### Request A
Summarize the Spark SQL assignment below in three sentences.

### Extract
------------------------
### Assignment3 : Working with Spark SQL

#### Concepts :

* Creating DataFrames from CSV input data format
* Performing basic data analysis using Spark SQL
* Saving a DataFrame into partitioned parquet files format

#### Assignment Dataset :

* Air flight data - subset of ~ 100 MB (for demonstration purposes)
* Available in the IE cluster @: /data/shared/spark/flight_data/csv_tiny

#### Compulsory Part :

1. Create a DataFrame by loading the input CSV dataset.
2. Report the name of the columns and the nb of rows in the dataset. 
3. Create a in-memory DataFrame and a permantely stored table from this DataFrame.
4. Report the top 10 airport with most departures in the dataset. Make both use of the DataFrame API and a direct SQL query for this.
5. Save a subset DataFrame that only contains carrier , airport and departure delays , partitioning the output by carrier and airport into parquet format.

#### Bonus Part :

1. What is the flight with the longest delay
2. Report the best , top 5 , carriers ( column carrier ) in terms of smallest average departure delay on all airports.   Consider a flight delayed that one where depdelay > 0 min
3. Which destinations are most likely to get delays from JFK?
------------------------
[Excerpts from a layout annotation set]
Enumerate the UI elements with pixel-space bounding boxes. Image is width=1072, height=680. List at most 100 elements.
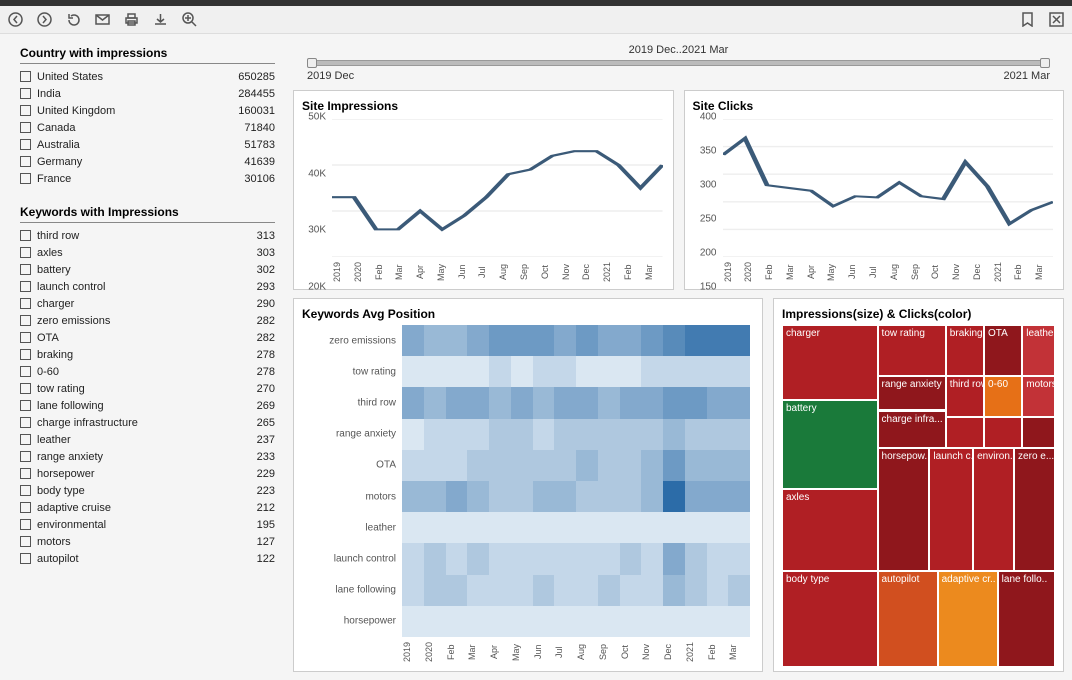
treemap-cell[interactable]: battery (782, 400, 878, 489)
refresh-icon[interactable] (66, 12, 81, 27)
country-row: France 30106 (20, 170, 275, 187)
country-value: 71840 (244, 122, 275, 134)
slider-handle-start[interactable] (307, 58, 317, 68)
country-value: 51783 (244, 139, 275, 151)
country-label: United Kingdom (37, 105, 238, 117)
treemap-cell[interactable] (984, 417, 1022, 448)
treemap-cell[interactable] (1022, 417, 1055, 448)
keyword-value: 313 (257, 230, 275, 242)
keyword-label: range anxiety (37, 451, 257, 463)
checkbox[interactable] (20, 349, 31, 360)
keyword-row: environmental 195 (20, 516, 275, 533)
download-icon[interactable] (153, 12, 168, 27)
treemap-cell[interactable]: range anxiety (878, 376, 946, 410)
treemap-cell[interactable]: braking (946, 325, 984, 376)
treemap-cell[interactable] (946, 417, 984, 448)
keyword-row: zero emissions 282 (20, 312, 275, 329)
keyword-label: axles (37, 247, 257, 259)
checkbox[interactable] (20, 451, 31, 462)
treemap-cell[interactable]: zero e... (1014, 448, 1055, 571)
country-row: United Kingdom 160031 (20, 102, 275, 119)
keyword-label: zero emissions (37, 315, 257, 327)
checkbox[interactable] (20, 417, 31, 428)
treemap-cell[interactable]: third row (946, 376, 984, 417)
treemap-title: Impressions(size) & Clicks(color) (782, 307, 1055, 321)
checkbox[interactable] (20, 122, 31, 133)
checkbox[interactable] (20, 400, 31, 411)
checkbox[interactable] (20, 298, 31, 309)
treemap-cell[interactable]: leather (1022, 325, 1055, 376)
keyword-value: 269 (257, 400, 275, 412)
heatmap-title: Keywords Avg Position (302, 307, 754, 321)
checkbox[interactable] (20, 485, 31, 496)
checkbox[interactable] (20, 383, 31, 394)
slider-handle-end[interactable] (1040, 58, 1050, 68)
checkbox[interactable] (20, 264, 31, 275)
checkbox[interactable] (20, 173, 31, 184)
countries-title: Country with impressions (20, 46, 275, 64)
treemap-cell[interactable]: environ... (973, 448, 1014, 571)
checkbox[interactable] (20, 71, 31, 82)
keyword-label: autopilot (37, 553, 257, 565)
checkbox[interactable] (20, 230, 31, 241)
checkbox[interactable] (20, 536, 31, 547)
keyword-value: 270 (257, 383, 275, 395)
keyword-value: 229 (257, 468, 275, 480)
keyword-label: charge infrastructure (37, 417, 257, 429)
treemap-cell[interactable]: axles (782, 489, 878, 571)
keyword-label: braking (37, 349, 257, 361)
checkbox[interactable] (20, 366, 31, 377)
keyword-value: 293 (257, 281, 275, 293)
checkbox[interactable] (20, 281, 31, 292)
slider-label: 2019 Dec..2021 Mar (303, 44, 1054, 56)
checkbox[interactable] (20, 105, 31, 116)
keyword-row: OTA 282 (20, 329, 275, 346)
------------------------
### Request B
List every line in the entries above that contains the string "slider".

### Complete response A
The Spark SQL assignment covers creating DataFrames from CSV input, performing basic data analysis with Spark SQL, and saving a DataFrame as partitioned parquet files, using a subset of air flight data of about 100 MB. Its compulsory part asks for loading the dataset, reporting the column names and number of rows, creating an in-memory DataFrame and a permanently stored table, and finding the top 10 airports by departures with both the DataFrame API and a direct SQL query. It also asks for saving a subset with carrier, airport and departure delays partitioned by carrier and airport in parquet format, while a bonus part asks for the flight with the longest delay, the top five carriers by smallest average departure delay, and the destinations from JFK most likely to get delays.

### Complete response B
slider-handle-start[interactable] (307, 58, 317, 68)
slider-handle-end[interactable] (1040, 58, 1050, 68)
slider-label: 2019 Dec..2021 Mar (303, 44, 1054, 56)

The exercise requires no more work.